(Extracts from a graphics dataset)
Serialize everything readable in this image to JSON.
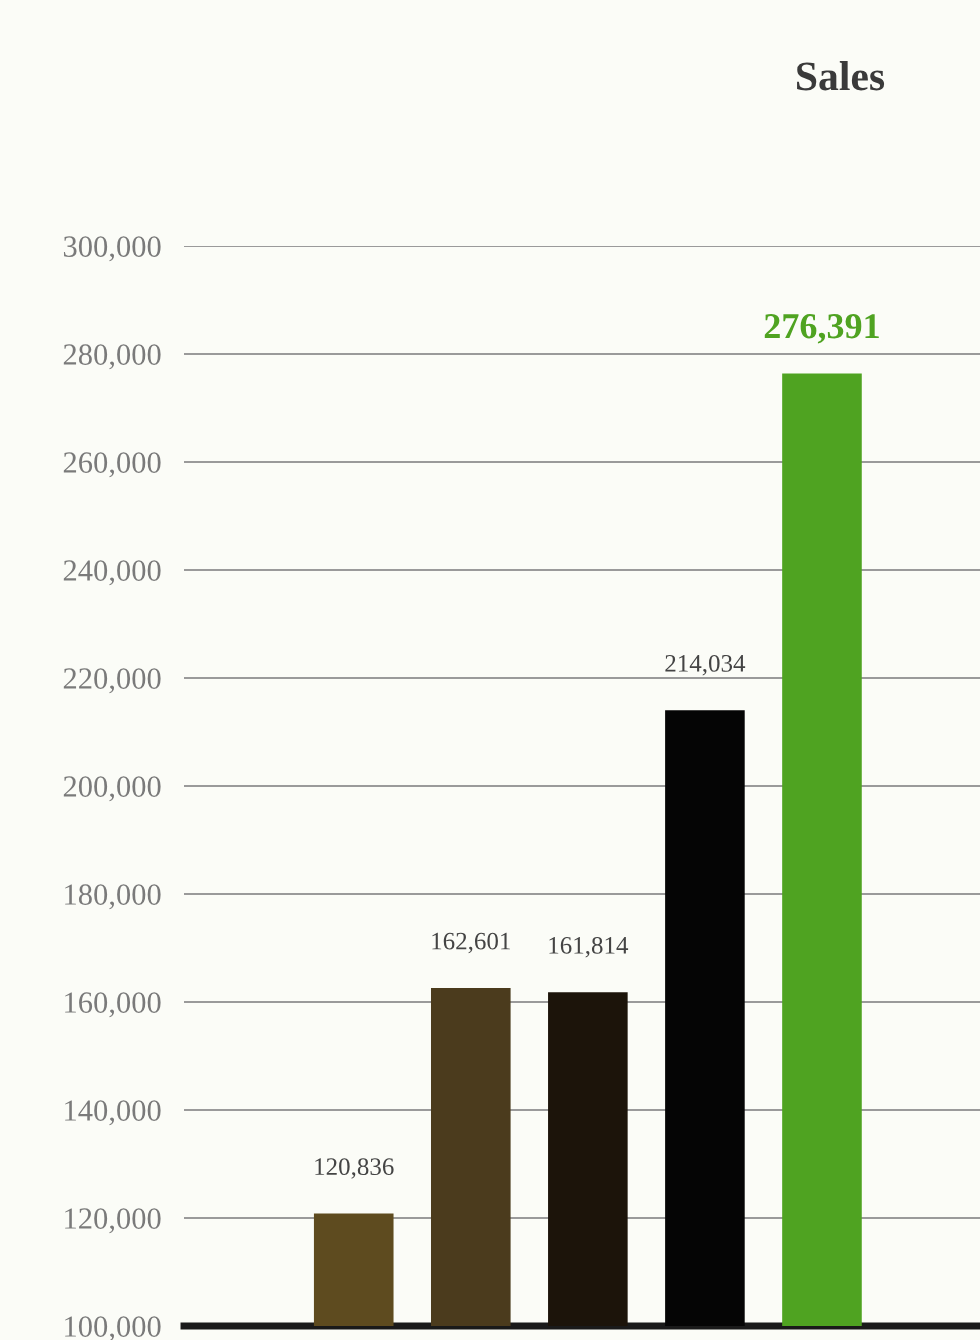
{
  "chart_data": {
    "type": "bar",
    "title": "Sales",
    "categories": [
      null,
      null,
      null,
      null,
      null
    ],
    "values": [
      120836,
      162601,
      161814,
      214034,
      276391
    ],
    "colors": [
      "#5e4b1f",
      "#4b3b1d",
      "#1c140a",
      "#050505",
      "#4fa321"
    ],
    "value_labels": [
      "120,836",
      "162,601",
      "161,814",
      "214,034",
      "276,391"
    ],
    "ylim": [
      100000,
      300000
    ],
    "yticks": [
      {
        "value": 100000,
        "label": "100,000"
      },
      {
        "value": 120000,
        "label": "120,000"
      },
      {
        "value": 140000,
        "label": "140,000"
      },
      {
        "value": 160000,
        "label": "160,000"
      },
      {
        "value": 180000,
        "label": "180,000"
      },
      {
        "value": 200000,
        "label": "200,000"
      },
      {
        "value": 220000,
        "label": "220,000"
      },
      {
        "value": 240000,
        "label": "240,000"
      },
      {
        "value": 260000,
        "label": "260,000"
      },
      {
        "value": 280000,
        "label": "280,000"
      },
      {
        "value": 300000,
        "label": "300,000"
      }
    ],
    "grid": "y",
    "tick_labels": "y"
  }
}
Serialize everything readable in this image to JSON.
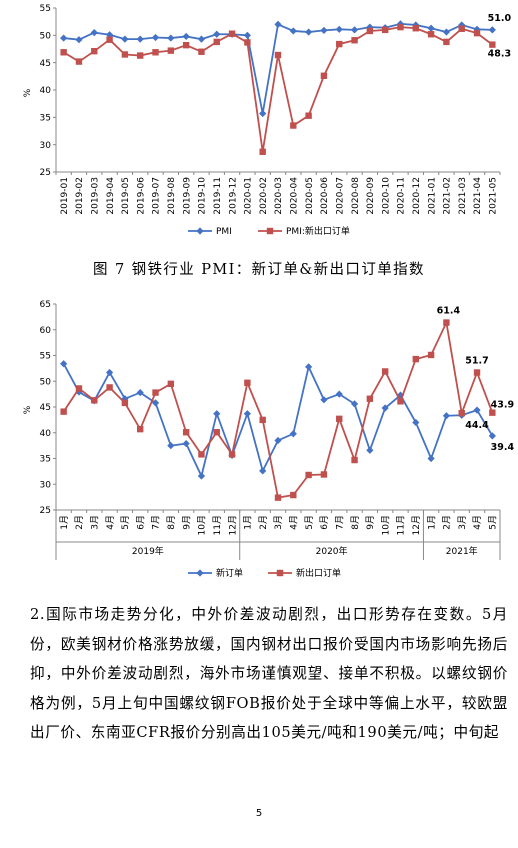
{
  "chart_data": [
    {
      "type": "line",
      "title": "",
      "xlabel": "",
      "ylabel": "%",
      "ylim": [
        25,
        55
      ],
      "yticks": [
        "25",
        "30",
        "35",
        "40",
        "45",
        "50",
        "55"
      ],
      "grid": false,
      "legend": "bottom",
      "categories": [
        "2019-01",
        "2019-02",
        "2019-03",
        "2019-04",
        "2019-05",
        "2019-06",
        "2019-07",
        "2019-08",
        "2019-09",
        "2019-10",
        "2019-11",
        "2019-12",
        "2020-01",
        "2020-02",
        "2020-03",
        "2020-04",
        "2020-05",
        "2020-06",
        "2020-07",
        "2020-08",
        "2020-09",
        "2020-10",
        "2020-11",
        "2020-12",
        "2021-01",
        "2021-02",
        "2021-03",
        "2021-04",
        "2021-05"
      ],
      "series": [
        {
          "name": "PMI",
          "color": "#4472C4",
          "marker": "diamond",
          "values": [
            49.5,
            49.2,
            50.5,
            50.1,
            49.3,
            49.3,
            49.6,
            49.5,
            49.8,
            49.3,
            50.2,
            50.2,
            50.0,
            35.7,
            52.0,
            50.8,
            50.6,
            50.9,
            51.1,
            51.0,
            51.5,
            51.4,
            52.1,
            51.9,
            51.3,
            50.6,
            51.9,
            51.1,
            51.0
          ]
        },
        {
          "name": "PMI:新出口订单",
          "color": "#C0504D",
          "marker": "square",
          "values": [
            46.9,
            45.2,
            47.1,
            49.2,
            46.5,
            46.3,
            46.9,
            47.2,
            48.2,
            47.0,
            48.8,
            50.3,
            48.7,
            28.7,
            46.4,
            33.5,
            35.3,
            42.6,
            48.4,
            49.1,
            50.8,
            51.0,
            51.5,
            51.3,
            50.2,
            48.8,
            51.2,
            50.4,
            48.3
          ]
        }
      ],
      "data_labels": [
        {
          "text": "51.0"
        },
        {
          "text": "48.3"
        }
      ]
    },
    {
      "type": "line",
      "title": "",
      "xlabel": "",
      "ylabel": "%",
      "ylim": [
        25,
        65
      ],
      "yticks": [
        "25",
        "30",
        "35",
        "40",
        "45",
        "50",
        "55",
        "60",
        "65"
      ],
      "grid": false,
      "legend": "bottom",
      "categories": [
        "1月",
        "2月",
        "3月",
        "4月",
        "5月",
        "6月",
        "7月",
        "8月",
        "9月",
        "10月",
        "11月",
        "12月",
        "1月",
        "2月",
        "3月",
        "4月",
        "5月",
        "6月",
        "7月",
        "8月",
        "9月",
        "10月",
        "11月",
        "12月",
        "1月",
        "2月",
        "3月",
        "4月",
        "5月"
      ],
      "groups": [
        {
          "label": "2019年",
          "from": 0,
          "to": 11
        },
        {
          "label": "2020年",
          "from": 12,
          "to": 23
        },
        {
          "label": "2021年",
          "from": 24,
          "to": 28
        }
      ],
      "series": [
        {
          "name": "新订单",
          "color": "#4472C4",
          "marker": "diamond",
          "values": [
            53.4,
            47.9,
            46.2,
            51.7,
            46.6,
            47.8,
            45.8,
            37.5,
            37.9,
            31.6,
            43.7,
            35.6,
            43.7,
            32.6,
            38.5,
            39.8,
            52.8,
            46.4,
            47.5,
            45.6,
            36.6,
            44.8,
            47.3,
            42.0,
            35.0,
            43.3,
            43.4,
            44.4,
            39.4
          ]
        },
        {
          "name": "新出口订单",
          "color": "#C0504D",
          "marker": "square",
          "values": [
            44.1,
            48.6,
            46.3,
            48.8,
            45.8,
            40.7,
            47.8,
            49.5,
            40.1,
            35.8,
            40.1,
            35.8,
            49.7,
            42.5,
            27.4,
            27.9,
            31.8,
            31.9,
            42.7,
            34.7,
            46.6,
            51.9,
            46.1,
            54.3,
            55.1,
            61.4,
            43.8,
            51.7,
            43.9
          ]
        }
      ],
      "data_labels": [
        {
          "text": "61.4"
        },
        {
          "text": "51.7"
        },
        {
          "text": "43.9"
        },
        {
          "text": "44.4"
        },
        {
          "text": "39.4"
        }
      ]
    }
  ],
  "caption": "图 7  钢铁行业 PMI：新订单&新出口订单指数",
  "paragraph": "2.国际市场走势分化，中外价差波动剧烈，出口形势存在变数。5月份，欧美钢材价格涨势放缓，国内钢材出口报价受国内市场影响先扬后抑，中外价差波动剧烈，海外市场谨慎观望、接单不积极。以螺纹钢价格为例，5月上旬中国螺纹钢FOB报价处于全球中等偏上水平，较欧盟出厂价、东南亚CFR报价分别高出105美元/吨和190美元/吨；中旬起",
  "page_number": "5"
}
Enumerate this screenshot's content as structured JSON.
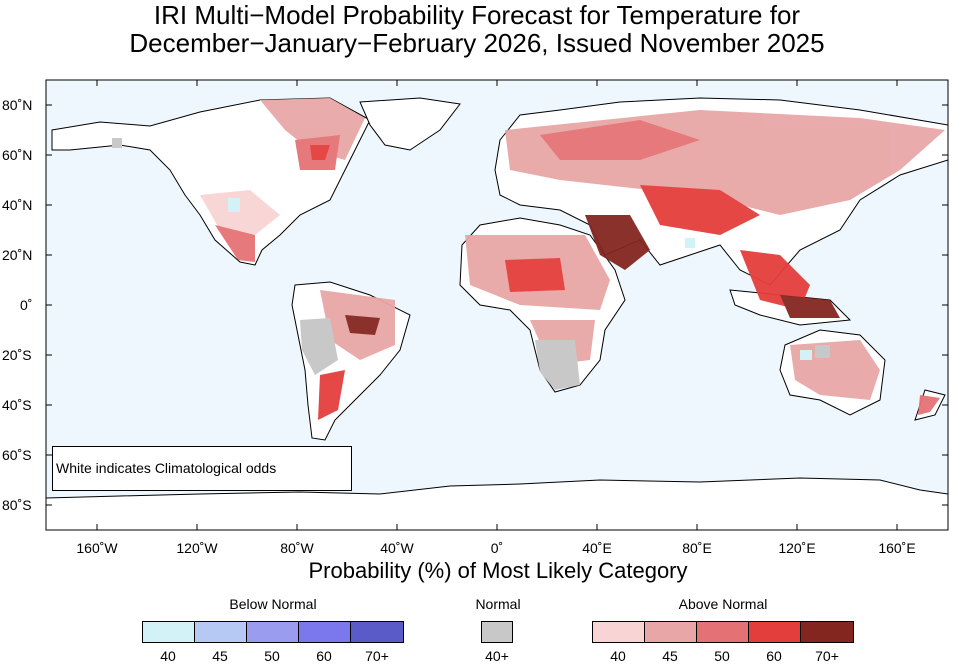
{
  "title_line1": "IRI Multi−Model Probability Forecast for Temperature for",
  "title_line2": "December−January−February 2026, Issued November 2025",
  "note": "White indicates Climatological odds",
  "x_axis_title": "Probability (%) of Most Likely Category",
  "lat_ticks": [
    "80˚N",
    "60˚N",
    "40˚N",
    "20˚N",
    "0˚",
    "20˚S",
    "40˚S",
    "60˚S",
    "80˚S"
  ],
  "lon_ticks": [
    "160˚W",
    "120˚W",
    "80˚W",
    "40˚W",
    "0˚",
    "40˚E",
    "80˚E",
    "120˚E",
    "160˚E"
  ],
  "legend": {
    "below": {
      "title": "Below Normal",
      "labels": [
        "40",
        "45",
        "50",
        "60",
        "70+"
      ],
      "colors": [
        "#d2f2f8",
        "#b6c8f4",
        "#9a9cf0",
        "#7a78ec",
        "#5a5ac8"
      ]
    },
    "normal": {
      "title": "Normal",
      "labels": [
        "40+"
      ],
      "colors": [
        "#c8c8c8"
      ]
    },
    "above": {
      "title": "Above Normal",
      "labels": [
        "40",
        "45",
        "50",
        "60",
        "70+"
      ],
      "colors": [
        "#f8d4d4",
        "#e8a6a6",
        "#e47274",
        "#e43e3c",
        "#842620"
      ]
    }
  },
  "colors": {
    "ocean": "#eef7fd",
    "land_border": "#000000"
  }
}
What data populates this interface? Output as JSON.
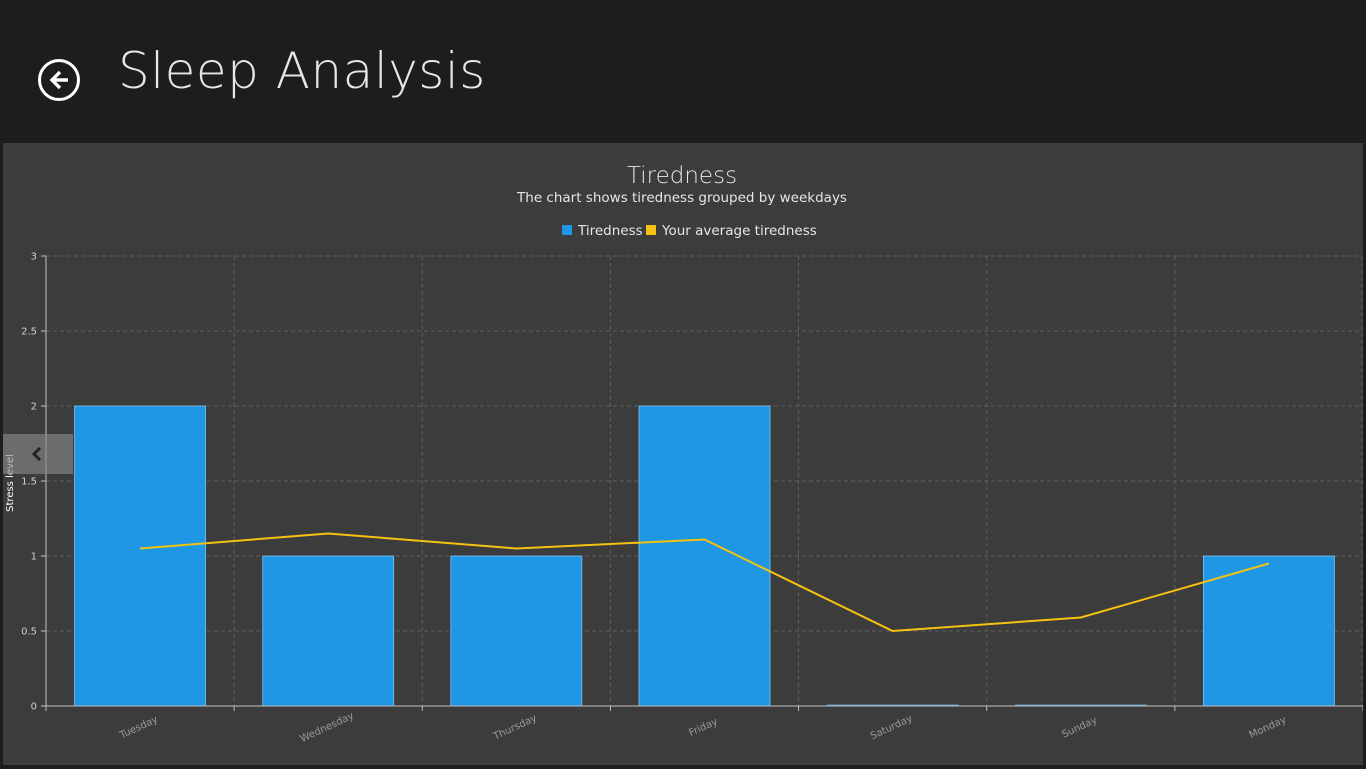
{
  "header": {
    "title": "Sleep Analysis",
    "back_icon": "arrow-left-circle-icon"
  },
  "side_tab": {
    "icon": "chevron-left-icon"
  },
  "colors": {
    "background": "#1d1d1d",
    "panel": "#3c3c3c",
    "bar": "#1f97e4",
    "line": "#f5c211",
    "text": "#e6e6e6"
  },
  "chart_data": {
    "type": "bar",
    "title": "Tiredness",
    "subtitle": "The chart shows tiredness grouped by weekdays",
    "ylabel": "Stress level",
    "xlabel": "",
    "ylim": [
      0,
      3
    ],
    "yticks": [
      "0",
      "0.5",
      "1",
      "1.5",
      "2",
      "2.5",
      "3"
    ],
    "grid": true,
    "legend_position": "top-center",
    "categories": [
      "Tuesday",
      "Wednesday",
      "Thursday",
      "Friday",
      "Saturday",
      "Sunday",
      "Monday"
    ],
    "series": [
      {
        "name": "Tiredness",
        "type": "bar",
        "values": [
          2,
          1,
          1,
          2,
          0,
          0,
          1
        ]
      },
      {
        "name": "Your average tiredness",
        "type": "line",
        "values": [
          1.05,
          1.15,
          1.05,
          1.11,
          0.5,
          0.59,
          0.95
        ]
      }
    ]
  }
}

_The request_
Read the entries and pick out all lines that include the word "left".

_Result below_
    "back_icon": "arrow-left-circle-icon"
    "icon": "chevron-left-icon"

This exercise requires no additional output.